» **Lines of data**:
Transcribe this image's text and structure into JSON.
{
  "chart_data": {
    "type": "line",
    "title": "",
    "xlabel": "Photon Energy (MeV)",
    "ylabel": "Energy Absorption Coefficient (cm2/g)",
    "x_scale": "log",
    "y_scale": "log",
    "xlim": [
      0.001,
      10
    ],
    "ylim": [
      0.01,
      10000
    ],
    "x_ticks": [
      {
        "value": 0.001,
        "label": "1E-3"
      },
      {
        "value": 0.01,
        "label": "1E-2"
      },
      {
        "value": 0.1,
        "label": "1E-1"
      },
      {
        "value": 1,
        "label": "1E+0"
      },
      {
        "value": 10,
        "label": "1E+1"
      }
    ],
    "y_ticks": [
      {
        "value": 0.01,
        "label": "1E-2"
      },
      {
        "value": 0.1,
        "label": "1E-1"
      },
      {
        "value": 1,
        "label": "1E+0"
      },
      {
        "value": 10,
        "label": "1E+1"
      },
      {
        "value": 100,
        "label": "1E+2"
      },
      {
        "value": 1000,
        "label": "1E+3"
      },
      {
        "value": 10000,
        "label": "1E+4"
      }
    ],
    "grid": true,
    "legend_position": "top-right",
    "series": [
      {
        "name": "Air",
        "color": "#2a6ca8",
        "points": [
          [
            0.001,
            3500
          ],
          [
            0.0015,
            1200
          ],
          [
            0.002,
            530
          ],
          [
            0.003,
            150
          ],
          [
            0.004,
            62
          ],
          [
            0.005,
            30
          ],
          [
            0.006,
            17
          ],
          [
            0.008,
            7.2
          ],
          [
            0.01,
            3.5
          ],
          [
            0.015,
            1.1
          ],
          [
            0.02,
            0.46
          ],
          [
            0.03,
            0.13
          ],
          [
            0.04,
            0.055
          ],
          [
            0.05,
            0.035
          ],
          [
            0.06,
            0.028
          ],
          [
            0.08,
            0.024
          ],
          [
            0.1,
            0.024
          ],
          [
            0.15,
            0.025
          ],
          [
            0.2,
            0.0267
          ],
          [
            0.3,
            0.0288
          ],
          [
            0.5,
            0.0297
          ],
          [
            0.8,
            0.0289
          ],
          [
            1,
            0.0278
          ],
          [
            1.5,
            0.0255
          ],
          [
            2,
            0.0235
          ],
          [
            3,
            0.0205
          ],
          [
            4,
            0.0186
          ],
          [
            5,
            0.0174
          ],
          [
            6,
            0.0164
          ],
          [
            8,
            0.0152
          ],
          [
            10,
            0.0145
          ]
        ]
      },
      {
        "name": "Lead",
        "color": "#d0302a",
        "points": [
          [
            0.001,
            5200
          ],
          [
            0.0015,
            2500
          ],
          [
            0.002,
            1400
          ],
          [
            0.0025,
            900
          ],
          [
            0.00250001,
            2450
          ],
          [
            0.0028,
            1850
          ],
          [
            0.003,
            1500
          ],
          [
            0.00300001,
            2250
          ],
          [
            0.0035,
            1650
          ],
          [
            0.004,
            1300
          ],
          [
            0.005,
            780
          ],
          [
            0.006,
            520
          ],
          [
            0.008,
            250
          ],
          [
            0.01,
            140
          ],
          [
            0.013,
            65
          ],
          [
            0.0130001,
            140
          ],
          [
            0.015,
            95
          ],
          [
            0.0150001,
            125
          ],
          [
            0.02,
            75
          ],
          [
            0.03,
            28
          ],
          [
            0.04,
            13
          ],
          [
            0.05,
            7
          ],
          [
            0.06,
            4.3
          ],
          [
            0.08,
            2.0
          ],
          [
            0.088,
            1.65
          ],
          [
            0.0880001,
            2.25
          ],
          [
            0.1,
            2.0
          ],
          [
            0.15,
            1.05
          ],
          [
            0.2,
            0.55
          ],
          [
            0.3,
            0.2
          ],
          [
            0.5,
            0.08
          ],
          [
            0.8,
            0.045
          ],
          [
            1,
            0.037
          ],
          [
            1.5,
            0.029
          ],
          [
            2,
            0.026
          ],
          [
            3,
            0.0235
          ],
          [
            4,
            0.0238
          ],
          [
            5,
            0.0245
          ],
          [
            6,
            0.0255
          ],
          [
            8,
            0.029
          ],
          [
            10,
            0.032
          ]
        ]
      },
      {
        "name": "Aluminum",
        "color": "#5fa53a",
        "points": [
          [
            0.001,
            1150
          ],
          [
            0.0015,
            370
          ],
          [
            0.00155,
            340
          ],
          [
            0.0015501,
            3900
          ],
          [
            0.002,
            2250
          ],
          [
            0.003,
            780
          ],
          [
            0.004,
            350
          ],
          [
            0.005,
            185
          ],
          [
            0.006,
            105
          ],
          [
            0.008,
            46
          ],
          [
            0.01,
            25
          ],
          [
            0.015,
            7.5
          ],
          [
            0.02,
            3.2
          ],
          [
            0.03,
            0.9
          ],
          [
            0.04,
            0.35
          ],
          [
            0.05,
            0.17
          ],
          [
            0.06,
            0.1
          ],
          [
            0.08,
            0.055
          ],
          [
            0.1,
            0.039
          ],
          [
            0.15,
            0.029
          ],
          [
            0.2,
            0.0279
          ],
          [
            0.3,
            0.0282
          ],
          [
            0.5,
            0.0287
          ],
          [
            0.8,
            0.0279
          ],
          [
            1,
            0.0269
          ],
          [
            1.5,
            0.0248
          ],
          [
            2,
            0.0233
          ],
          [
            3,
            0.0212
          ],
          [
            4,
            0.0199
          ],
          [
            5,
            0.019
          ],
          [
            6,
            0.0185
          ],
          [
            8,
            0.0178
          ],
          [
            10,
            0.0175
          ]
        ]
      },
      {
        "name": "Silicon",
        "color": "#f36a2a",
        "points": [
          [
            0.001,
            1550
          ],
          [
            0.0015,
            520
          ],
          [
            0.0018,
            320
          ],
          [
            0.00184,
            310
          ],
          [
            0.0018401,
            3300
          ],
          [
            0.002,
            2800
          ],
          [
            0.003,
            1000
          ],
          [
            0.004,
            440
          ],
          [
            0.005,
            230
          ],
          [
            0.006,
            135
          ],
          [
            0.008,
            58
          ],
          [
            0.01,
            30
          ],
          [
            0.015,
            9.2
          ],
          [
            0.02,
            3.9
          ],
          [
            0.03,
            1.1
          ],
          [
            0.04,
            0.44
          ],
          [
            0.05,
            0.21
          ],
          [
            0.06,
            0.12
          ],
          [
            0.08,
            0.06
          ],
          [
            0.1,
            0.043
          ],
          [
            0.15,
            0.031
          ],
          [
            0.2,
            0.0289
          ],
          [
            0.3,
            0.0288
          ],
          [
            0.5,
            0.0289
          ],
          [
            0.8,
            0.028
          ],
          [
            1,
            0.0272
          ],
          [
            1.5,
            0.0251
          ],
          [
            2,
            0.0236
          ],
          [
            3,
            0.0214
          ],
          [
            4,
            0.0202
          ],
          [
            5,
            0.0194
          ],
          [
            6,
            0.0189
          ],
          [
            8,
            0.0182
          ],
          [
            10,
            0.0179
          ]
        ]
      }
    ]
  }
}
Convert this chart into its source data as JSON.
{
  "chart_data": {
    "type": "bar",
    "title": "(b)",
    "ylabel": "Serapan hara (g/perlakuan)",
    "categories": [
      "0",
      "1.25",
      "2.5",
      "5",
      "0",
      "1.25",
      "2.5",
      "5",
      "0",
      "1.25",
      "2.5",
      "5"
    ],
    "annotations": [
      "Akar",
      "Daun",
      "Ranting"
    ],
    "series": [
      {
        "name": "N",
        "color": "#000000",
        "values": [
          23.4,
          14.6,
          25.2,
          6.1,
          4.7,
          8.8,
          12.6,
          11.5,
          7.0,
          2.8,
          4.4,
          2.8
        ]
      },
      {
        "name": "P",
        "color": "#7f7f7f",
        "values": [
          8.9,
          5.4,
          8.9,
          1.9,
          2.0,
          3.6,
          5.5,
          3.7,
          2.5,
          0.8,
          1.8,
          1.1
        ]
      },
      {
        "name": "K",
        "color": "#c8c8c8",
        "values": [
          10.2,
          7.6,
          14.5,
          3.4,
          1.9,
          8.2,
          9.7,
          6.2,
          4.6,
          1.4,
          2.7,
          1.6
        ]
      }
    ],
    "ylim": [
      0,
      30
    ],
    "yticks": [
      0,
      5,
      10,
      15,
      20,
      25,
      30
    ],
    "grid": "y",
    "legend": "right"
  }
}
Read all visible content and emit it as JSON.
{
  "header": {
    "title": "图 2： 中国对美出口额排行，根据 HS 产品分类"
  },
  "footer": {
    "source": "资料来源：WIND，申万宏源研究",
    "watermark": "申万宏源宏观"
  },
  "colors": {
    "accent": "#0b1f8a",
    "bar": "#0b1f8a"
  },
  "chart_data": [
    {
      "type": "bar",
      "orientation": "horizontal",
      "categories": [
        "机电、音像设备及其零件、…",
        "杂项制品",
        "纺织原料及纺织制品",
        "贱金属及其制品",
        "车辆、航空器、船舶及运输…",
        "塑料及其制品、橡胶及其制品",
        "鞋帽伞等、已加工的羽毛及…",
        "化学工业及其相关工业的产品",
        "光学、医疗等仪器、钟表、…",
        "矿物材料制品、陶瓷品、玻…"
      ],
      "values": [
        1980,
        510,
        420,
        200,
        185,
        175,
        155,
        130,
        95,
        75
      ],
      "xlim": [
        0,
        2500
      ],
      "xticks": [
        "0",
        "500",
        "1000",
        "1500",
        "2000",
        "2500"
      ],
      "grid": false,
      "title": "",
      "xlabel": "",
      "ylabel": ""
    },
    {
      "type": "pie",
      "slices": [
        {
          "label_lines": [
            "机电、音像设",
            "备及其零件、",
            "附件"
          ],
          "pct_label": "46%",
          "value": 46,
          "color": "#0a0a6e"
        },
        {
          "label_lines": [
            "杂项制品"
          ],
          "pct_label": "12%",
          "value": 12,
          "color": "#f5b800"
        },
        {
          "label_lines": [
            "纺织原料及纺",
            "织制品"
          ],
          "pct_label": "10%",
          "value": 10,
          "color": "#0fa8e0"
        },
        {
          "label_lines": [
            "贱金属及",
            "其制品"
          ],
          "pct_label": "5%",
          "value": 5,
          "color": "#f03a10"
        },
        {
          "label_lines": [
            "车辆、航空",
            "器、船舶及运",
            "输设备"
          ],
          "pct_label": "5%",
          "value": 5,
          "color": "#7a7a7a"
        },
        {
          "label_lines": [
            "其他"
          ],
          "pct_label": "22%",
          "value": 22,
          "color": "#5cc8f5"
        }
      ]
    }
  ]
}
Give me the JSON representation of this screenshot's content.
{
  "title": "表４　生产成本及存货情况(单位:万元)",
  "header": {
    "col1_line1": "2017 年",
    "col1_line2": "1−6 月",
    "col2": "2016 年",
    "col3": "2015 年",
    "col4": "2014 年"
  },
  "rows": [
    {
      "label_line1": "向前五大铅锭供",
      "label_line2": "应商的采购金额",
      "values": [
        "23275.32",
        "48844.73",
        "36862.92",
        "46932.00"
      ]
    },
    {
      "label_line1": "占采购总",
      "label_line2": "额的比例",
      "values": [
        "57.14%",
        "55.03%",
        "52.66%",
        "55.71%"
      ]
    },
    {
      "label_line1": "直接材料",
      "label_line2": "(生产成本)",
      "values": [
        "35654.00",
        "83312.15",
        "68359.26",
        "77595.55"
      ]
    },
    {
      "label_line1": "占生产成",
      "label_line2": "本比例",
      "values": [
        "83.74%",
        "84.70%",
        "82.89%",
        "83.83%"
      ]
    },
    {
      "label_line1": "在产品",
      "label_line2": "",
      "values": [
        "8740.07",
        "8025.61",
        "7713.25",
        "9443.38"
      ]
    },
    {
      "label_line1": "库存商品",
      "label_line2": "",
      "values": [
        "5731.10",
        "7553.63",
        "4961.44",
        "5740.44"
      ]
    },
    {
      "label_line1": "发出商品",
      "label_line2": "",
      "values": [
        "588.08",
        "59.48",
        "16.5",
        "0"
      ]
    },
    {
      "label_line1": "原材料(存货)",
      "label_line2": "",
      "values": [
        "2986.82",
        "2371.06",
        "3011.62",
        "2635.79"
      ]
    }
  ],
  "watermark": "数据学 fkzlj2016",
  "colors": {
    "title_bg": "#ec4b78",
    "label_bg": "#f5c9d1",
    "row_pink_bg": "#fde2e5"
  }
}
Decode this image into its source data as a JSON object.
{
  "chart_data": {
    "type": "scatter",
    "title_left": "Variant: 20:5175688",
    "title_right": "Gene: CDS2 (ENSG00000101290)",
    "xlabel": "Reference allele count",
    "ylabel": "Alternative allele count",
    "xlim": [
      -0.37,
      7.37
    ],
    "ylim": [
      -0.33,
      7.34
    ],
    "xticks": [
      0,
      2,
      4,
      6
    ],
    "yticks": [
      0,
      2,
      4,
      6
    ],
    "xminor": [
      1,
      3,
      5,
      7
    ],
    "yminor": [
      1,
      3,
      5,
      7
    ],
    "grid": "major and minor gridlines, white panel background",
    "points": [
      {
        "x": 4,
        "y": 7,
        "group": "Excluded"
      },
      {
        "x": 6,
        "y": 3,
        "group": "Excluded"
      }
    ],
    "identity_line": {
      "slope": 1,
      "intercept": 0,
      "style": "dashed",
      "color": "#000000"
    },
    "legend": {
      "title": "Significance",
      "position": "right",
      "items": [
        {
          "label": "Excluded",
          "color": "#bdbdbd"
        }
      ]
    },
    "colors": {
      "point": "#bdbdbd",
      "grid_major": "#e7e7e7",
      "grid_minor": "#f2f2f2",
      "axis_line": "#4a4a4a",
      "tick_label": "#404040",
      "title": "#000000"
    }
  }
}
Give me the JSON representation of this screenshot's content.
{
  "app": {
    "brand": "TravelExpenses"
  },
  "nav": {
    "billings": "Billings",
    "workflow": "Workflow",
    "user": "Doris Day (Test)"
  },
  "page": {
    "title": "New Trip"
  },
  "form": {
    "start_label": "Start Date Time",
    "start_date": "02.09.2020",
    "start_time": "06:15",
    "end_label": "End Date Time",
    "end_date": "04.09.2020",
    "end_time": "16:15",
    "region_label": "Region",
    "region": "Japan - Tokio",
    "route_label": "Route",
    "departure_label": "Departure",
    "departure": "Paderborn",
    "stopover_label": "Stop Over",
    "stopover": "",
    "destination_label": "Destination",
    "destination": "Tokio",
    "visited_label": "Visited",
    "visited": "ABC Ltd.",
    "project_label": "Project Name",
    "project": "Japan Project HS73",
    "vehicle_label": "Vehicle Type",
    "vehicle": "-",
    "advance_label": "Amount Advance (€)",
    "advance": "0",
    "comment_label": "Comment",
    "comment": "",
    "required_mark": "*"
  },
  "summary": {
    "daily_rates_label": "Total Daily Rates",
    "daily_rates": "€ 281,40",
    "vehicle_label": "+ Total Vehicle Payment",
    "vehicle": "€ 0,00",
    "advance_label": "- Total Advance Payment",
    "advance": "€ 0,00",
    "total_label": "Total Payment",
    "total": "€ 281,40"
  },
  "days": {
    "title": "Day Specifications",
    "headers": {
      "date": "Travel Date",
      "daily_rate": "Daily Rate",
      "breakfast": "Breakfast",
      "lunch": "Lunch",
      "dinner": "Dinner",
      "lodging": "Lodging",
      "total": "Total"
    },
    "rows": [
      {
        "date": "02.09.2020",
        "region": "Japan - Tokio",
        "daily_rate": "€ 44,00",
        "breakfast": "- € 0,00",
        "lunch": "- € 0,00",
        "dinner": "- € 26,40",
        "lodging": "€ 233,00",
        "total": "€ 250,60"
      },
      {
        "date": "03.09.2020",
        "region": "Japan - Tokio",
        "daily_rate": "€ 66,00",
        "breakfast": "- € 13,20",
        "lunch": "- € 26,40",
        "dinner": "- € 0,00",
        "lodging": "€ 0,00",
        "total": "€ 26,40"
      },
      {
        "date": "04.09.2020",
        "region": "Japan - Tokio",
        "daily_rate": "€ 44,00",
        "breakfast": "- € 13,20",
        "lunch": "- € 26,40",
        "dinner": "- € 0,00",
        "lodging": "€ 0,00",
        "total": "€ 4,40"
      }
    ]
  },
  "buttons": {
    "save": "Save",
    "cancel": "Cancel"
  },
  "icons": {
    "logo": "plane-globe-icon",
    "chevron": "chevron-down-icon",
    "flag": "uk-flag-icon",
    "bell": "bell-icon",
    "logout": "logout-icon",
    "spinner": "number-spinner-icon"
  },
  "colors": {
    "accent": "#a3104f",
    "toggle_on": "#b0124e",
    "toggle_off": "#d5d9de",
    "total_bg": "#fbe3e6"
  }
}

» **Problem to work on**: From the entries above, extract each line containing "ylabel".

» **Exercise answer**:
    "ylabel": "Energy Absorption Coefficient (cm2/g)",
    "ylabel": "Serapan hara (g/perlakuan)",
      "ylabel": ""
    "ylabel": "Alternative allele count",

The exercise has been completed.